OBJECTIVE:
Repeat the listing in full, word for word.

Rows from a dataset
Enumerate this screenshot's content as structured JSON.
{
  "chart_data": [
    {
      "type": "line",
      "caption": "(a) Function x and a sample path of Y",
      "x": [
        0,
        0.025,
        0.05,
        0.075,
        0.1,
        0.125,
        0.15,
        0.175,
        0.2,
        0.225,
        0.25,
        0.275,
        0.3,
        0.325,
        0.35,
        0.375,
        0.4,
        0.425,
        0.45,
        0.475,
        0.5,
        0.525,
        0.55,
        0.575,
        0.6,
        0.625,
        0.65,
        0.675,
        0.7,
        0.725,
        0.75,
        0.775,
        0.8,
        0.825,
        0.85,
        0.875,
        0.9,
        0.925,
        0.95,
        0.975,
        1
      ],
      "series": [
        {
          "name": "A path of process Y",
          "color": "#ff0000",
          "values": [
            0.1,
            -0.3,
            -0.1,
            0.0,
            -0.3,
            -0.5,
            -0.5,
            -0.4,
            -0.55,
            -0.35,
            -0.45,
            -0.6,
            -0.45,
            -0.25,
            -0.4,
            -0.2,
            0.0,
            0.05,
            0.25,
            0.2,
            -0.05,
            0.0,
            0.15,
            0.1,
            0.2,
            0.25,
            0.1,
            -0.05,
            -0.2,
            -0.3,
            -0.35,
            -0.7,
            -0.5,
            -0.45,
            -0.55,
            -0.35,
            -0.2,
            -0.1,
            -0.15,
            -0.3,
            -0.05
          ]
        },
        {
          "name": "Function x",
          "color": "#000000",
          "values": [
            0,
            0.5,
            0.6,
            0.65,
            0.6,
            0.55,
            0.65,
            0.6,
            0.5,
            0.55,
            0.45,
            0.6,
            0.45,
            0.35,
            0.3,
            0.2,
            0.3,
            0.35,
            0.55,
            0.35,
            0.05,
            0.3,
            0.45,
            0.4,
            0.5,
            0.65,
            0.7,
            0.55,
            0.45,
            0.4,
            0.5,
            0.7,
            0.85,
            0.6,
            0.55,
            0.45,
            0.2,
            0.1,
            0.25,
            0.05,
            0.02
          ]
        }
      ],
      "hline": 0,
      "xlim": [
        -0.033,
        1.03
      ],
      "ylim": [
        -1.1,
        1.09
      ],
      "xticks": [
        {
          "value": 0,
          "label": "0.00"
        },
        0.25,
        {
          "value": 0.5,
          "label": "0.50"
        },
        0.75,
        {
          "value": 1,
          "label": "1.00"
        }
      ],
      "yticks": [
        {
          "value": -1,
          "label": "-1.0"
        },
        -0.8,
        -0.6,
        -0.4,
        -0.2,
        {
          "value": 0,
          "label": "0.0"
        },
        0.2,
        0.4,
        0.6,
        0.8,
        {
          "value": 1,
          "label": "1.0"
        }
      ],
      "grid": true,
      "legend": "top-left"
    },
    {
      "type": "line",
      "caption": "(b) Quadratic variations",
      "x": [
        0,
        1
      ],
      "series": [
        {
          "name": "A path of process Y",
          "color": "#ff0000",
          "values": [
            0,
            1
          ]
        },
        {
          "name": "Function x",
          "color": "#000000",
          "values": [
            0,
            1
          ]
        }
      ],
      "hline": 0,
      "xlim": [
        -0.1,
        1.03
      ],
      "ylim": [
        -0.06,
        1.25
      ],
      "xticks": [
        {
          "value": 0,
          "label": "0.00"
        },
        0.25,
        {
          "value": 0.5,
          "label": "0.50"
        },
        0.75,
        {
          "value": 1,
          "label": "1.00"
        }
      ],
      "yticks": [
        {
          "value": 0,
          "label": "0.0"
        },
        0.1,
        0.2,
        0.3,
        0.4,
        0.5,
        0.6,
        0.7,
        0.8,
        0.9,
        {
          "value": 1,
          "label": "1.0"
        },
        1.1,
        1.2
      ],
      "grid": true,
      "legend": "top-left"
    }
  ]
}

CORRECT ANSWER:
Enumerate this screenshot's content as structured JSON.
{
  "chart_data": [
    {
      "type": "line",
      "caption": "(a) Function x and a sample path of Y",
      "x": [
        0,
        0.025,
        0.05,
        0.075,
        0.1,
        0.125,
        0.15,
        0.175,
        0.2,
        0.225,
        0.25,
        0.275,
        0.3,
        0.325,
        0.35,
        0.375,
        0.4,
        0.425,
        0.45,
        0.475,
        0.5,
        0.525,
        0.55,
        0.575,
        0.6,
        0.625,
        0.65,
        0.675,
        0.7,
        0.725,
        0.75,
        0.775,
        0.8,
        0.825,
        0.85,
        0.875,
        0.9,
        0.925,
        0.95,
        0.975,
        1
      ],
      "series": [
        {
          "name": "A path of process Y",
          "color": "#ff0000",
          "values": [
            0.1,
            -0.3,
            -0.1,
            0.0,
            -0.3,
            -0.5,
            -0.5,
            -0.4,
            -0.55,
            -0.35,
            -0.45,
            -0.6,
            -0.45,
            -0.25,
            -0.4,
            -0.2,
            0.0,
            0.05,
            0.25,
            0.2,
            -0.05,
            0.0,
            0.15,
            0.1,
            0.2,
            0.25,
            0.1,
            -0.05,
            -0.2,
            -0.3,
            -0.35,
            -0.7,
            -0.5,
            -0.45,
            -0.55,
            -0.35,
            -0.2,
            -0.1,
            -0.15,
            -0.3,
            -0.05
          ]
        },
        {
          "name": "Function x",
          "color": "#000000",
          "values": [
            0,
            0.5,
            0.6,
            0.65,
            0.6,
            0.55,
            0.65,
            0.6,
            0.5,
            0.55,
            0.45,
            0.6,
            0.45,
            0.35,
            0.3,
            0.2,
            0.3,
            0.35,
            0.55,
            0.35,
            0.05,
            0.3,
            0.45,
            0.4,
            0.5,
            0.65,
            0.7,
            0.55,
            0.45,
            0.4,
            0.5,
            0.7,
            0.85,
            0.6,
            0.55,
            0.45,
            0.2,
            0.1,
            0.25,
            0.05,
            0.02
          ]
        }
      ],
      "hline": 0,
      "xlim": [
        -0.033,
        1.03
      ],
      "ylim": [
        -1.1,
        1.09
      ],
      "xticks": [
        {
          "value": 0,
          "label": "0.00"
        },
        0.25,
        {
          "value": 0.5,
          "label": "0.50"
        },
        0.75,
        {
          "value": 1,
          "label": "1.00"
        }
      ],
      "yticks": [
        {
          "value": -1,
          "label": "-1.0"
        },
        -0.8,
        -0.6,
        -0.4,
        -0.2,
        {
          "value": 0,
          "label": "0.0"
        },
        0.2,
        0.4,
        0.6,
        0.8,
        {
          "value": 1,
          "label": "1.0"
        }
      ],
      "grid": true,
      "legend": "top-left"
    },
    {
      "type": "line",
      "caption": "(b) Quadratic variations",
      "x": [
        0,
        1
      ],
      "series": [
        {
          "name": "A path of process Y",
          "color": "#ff0000",
          "values": [
            0,
            1
          ]
        },
        {
          "name": "Function x",
          "color": "#000000",
          "values": [
            0,
            1
          ]
        }
      ],
      "hline": 0,
      "xlim": [
        -0.1,
        1.03
      ],
      "ylim": [
        -0.06,
        1.25
      ],
      "xticks": [
        {
          "value": 0,
          "label": "0.00"
        },
        0.25,
        {
          "value": 0.5,
          "label": "0.50"
        },
        0.75,
        {
          "value": 1,
          "label": "1.00"
        }
      ],
      "yticks": [
        {
          "value": 0,
          "label": "0.0"
        },
        0.1,
        0.2,
        0.3,
        0.4,
        0.5,
        0.6,
        0.7,
        0.8,
        0.9,
        {
          "value": 1,
          "label": "1.0"
        },
        1.1,
        1.2
      ],
      "grid": true,
      "legend": "top-left"
    }
  ]
}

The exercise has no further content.